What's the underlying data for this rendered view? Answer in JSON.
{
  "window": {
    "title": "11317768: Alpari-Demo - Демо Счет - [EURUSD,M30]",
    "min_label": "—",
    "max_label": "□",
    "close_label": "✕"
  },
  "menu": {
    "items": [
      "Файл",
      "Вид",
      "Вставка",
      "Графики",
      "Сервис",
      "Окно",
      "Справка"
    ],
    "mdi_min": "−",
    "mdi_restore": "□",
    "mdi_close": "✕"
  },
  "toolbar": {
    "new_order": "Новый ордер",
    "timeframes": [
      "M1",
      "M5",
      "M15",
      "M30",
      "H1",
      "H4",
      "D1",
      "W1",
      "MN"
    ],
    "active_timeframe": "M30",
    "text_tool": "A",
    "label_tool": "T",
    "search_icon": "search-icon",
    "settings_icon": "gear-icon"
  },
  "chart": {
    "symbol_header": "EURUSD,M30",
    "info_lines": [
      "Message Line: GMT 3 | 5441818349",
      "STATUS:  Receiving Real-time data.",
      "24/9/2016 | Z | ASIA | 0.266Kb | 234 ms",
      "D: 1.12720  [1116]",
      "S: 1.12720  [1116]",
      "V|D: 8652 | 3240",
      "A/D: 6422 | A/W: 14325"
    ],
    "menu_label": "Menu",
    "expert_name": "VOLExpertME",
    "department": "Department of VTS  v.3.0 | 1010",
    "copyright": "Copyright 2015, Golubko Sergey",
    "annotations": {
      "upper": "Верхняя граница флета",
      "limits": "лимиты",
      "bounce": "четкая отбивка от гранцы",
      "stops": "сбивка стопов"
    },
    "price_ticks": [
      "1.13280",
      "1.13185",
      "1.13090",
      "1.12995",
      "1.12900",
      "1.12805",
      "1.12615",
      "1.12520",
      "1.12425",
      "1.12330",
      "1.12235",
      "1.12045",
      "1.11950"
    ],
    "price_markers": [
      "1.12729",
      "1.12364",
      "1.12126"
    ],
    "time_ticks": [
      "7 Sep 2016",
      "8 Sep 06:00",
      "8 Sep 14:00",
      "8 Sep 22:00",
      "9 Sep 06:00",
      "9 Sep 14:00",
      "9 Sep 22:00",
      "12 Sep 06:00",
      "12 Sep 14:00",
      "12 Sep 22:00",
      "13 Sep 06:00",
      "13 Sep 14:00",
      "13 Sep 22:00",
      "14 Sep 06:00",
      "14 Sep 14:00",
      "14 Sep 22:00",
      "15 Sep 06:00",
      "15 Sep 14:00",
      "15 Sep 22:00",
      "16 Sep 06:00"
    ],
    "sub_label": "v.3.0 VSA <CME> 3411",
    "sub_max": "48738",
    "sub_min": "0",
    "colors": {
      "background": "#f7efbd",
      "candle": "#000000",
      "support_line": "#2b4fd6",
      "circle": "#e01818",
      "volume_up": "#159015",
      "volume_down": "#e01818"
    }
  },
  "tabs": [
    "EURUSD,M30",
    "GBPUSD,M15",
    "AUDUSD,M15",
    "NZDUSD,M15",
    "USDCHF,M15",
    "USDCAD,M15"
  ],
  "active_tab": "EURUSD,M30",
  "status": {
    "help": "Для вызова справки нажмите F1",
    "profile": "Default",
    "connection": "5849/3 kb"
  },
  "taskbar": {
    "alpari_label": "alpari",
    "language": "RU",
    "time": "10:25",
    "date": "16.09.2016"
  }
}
★ ★ ★ ★ ★ ★ ★
What is needed:
Output every record above exactly as it appears.

Worked answer:
What's the underlying data for this rendered view? Answer in JSON.
{
  "window": {
    "title": "11317768: Alpari-Demo - Демо Счет - [EURUSD,M30]",
    "min_label": "—",
    "max_label": "□",
    "close_label": "✕"
  },
  "menu": {
    "items": [
      "Файл",
      "Вид",
      "Вставка",
      "Графики",
      "Сервис",
      "Окно",
      "Справка"
    ],
    "mdi_min": "−",
    "mdi_restore": "□",
    "mdi_close": "✕"
  },
  "toolbar": {
    "new_order": "Новый ордер",
    "timeframes": [
      "M1",
      "M5",
      "M15",
      "M30",
      "H1",
      "H4",
      "D1",
      "W1",
      "MN"
    ],
    "active_timeframe": "M30",
    "text_tool": "A",
    "label_tool": "T",
    "search_icon": "search-icon",
    "settings_icon": "gear-icon"
  },
  "chart": {
    "symbol_header": "EURUSD,M30",
    "info_lines": [
      "Message Line: GMT 3 | 5441818349",
      "STATUS:  Receiving Real-time data.",
      "24/9/2016 | Z | ASIA | 0.266Kb | 234 ms",
      "D: 1.12720  [1116]",
      "S: 1.12720  [1116]",
      "V|D: 8652 | 3240",
      "A/D: 6422 | A/W: 14325"
    ],
    "menu_label": "Menu",
    "expert_name": "VOLExpertME",
    "department": "Department of VTS  v.3.0 | 1010",
    "copyright": "Copyright 2015, Golubko Sergey",
    "annotations": {
      "upper": "Верхняя граница флета",
      "limits": "лимиты",
      "bounce": "четкая отбивка от гранцы",
      "stops": "сбивка стопов"
    },
    "price_ticks": [
      "1.13280",
      "1.13185",
      "1.13090",
      "1.12995",
      "1.12900",
      "1.12805",
      "1.12615",
      "1.12520",
      "1.12425",
      "1.12330",
      "1.12235",
      "1.12045",
      "1.11950"
    ],
    "price_markers": [
      "1.12729",
      "1.12364",
      "1.12126"
    ],
    "time_ticks": [
      "7 Sep 2016",
      "8 Sep 06:00",
      "8 Sep 14:00",
      "8 Sep 22:00",
      "9 Sep 06:00",
      "9 Sep 14:00",
      "9 Sep 22:00",
      "12 Sep 06:00",
      "12 Sep 14:00",
      "12 Sep 22:00",
      "13 Sep 06:00",
      "13 Sep 14:00",
      "13 Sep 22:00",
      "14 Sep 06:00",
      "14 Sep 14:00",
      "14 Sep 22:00",
      "15 Sep 06:00",
      "15 Sep 14:00",
      "15 Sep 22:00",
      "16 Sep 06:00"
    ],
    "sub_label": "v.3.0 VSA <CME> 3411",
    "sub_max": "48738",
    "sub_min": "0",
    "colors": {
      "background": "#f7efbd",
      "candle": "#000000",
      "support_line": "#2b4fd6",
      "circle": "#e01818",
      "volume_up": "#159015",
      "volume_down": "#e01818"
    }
  },
  "tabs": [
    "EURUSD,M30",
    "GBPUSD,M15",
    "AUDUSD,M15",
    "NZDUSD,M15",
    "USDCHF,M15",
    "USDCAD,M15"
  ],
  "active_tab": "EURUSD,M30",
  "status": {
    "help": "Для вызова справки нажмите F1",
    "profile": "Default",
    "connection": "5849/3 kb"
  },
  "taskbar": {
    "alpari_label": "alpari",
    "language": "RU",
    "time": "10:25",
    "date": "16.09.2016"
  }
}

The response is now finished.